EXERCISE DESCRIPTION
Identify each line holding the string "minimale" and copy it.

DATA SUPPLIED

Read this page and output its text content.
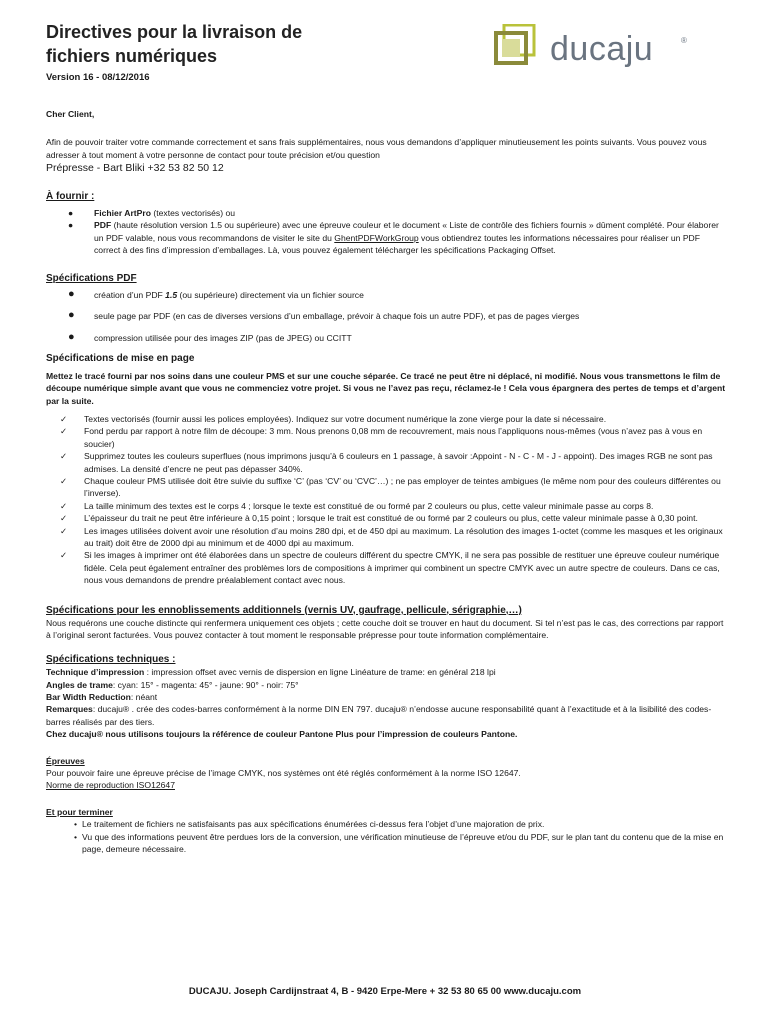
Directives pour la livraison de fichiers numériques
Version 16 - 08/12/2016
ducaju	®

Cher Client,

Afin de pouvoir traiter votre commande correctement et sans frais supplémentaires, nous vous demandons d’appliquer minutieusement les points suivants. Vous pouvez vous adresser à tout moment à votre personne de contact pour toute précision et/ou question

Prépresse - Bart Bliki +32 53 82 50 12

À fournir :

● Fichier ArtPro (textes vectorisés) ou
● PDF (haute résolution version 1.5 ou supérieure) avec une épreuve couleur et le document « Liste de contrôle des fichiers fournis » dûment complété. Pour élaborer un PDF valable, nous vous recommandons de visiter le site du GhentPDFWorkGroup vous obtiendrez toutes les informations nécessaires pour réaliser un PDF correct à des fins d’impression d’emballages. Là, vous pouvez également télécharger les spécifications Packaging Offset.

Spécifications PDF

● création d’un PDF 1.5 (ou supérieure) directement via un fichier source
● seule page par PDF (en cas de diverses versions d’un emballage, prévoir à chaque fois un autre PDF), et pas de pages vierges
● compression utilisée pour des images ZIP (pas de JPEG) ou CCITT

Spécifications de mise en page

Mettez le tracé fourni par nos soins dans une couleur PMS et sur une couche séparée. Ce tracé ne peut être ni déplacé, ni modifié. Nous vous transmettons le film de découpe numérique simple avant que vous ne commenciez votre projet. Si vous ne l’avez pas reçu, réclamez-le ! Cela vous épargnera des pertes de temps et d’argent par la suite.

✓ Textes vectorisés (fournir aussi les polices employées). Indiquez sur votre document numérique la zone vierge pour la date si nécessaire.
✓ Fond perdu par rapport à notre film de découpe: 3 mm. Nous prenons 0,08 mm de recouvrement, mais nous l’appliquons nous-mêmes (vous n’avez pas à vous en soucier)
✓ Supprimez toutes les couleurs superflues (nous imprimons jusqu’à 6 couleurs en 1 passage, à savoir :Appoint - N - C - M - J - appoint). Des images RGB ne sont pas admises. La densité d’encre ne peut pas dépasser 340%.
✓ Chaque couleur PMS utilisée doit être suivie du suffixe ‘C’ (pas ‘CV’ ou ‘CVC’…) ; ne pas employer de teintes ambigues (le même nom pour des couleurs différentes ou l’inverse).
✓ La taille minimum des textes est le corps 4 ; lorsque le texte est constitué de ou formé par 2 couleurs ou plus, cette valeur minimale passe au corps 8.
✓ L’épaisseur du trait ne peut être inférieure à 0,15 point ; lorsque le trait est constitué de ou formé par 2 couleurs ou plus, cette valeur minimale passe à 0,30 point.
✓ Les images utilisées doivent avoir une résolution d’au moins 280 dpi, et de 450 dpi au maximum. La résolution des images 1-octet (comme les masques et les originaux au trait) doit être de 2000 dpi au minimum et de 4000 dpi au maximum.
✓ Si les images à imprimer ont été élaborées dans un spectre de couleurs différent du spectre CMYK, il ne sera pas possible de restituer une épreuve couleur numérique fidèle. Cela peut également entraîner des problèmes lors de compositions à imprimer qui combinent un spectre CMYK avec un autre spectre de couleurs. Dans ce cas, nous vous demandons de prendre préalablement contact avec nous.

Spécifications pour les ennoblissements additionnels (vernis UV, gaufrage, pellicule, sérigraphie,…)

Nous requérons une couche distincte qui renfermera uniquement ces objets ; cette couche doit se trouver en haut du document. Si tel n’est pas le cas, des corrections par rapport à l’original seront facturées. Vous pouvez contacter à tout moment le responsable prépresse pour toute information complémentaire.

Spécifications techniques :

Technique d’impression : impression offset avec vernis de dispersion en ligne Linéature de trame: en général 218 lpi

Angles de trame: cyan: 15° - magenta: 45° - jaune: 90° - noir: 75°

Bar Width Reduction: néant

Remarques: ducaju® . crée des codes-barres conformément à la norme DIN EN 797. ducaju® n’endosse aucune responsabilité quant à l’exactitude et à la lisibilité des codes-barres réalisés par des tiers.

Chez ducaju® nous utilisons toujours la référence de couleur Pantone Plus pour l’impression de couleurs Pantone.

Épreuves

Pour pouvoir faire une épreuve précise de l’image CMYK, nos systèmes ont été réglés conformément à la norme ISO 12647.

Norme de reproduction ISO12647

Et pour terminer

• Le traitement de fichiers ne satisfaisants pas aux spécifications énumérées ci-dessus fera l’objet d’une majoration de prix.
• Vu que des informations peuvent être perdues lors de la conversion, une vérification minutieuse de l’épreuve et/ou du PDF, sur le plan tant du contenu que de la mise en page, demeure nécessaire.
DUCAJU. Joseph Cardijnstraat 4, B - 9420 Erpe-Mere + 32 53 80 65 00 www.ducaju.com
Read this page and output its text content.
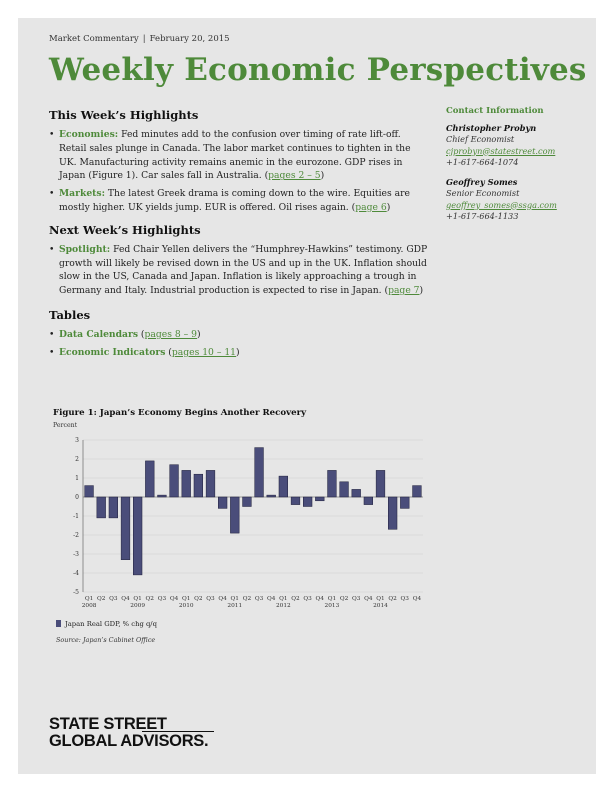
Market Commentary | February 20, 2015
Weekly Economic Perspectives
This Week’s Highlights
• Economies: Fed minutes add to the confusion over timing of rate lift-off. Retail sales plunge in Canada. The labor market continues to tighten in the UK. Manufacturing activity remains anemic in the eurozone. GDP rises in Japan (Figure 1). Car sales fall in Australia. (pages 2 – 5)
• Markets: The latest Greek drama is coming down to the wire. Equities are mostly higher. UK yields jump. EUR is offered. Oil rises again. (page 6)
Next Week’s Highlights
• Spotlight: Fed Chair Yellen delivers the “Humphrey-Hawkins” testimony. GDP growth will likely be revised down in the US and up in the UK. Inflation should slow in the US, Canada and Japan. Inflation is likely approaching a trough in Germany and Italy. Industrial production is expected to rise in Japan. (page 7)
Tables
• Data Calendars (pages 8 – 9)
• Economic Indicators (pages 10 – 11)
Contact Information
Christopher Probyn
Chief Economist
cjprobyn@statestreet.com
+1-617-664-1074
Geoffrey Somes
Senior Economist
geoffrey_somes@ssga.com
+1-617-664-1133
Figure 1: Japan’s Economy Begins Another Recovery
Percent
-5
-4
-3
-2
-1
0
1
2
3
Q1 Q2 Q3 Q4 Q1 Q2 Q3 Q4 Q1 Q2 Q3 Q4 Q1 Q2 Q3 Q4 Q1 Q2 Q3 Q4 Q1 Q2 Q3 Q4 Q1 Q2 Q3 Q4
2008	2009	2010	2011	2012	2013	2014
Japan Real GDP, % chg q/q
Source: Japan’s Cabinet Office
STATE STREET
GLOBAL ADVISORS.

RIGHT ANSWER
✓ La taille minimum des textes est le corps 4 ; lorsque le texte est constitué de ou formé par 2 couleurs ou plus, cette valeur minimale passe au corps 8.
✓ L’épaisseur du trait ne peut être inférieure à 0,15 point ; lorsque le trait est constitué de ou formé par 2 couleurs ou plus, cette valeur minimale passe à 0,30 point.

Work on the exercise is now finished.